start DATA EXTRACT

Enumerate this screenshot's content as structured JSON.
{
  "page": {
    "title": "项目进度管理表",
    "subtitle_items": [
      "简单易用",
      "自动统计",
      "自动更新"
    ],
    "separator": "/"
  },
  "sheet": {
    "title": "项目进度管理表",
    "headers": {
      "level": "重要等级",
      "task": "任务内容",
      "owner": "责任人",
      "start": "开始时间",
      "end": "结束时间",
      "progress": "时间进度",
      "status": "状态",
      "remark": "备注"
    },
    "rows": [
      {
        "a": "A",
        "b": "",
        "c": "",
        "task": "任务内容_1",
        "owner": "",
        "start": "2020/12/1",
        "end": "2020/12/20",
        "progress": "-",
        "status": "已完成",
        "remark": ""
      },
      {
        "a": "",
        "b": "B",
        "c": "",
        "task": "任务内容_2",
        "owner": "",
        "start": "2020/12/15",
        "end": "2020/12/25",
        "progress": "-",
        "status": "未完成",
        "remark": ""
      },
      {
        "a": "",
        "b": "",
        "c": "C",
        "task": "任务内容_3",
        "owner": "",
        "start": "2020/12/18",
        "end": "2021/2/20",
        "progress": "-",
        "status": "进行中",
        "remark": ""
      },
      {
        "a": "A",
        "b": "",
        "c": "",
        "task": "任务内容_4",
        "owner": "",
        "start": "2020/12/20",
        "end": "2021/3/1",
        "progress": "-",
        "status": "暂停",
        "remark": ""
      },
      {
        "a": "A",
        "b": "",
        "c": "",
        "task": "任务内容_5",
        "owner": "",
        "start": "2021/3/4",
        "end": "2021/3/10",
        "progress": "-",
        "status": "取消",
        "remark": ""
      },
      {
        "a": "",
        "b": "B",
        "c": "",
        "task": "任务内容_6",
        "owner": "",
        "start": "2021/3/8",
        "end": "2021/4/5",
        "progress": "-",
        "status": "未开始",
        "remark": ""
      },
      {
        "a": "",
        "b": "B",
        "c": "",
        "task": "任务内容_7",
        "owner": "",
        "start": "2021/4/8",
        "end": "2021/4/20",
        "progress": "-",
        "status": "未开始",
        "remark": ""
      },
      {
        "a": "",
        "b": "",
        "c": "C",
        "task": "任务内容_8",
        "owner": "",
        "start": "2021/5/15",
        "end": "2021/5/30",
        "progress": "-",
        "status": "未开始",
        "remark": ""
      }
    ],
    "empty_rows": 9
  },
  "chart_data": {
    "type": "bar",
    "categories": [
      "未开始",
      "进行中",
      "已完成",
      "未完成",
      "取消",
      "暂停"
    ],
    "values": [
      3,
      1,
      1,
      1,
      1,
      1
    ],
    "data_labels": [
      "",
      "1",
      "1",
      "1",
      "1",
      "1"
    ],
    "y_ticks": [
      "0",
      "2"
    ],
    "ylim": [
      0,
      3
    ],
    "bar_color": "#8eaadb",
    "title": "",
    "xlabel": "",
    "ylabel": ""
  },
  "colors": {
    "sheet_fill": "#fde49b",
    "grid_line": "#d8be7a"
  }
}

end DATA EXTRACT

* WRITTEN INSTRUCTION
Repeat the data above exactly.

* WRITTEN RESPONSE
Enumerate this screenshot's content as structured JSON.
{
  "page": {
    "title": "项目进度管理表",
    "subtitle_items": [
      "简单易用",
      "自动统计",
      "自动更新"
    ],
    "separator": "/"
  },
  "sheet": {
    "title": "项目进度管理表",
    "headers": {
      "level": "重要等级",
      "task": "任务内容",
      "owner": "责任人",
      "start": "开始时间",
      "end": "结束时间",
      "progress": "时间进度",
      "status": "状态",
      "remark": "备注"
    },
    "rows": [
      {
        "a": "A",
        "b": "",
        "c": "",
        "task": "任务内容_1",
        "owner": "",
        "start": "2020/12/1",
        "end": "2020/12/20",
        "progress": "-",
        "status": "已完成",
        "remark": ""
      },
      {
        "a": "",
        "b": "B",
        "c": "",
        "task": "任务内容_2",
        "owner": "",
        "start": "2020/12/15",
        "end": "2020/12/25",
        "progress": "-",
        "status": "未完成",
        "remark": ""
      },
      {
        "a": "",
        "b": "",
        "c": "C",
        "task": "任务内容_3",
        "owner": "",
        "start": "2020/12/18",
        "end": "2021/2/20",
        "progress": "-",
        "status": "进行中",
        "remark": ""
      },
      {
        "a": "A",
        "b": "",
        "c": "",
        "task": "任务内容_4",
        "owner": "",
        "start": "2020/12/20",
        "end": "2021/3/1",
        "progress": "-",
        "status": "暂停",
        "remark": ""
      },
      {
        "a": "A",
        "b": "",
        "c": "",
        "task": "任务内容_5",
        "owner": "",
        "start": "2021/3/4",
        "end": "2021/3/10",
        "progress": "-",
        "status": "取消",
        "remark": ""
      },
      {
        "a": "",
        "b": "B",
        "c": "",
        "task": "任务内容_6",
        "owner": "",
        "start": "2021/3/8",
        "end": "2021/4/5",
        "progress": "-",
        "status": "未开始",
        "remark": ""
      },
      {
        "a": "",
        "b": "B",
        "c": "",
        "task": "任务内容_7",
        "owner": "",
        "start": "2021/4/8",
        "end": "2021/4/20",
        "progress": "-",
        "status": "未开始",
        "remark": ""
      },
      {
        "a": "",
        "b": "",
        "c": "C",
        "task": "任务内容_8",
        "owner": "",
        "start": "2021/5/15",
        "end": "2021/5/30",
        "progress": "-",
        "status": "未开始",
        "remark": ""
      }
    ],
    "empty_rows": 9
  },
  "chart_data": {
    "type": "bar",
    "categories": [
      "未开始",
      "进行中",
      "已完成",
      "未完成",
      "取消",
      "暂停"
    ],
    "values": [
      3,
      1,
      1,
      1,
      1,
      1
    ],
    "data_labels": [
      "",
      "1",
      "1",
      "1",
      "1",
      "1"
    ],
    "y_ticks": [
      "0",
      "2"
    ],
    "ylim": [
      0,
      3
    ],
    "bar_color": "#8eaadb",
    "title": "",
    "xlabel": "",
    "ylabel": ""
  },
  "colors": {
    "sheet_fill": "#fde49b",
    "grid_line": "#d8be7a"
  }
}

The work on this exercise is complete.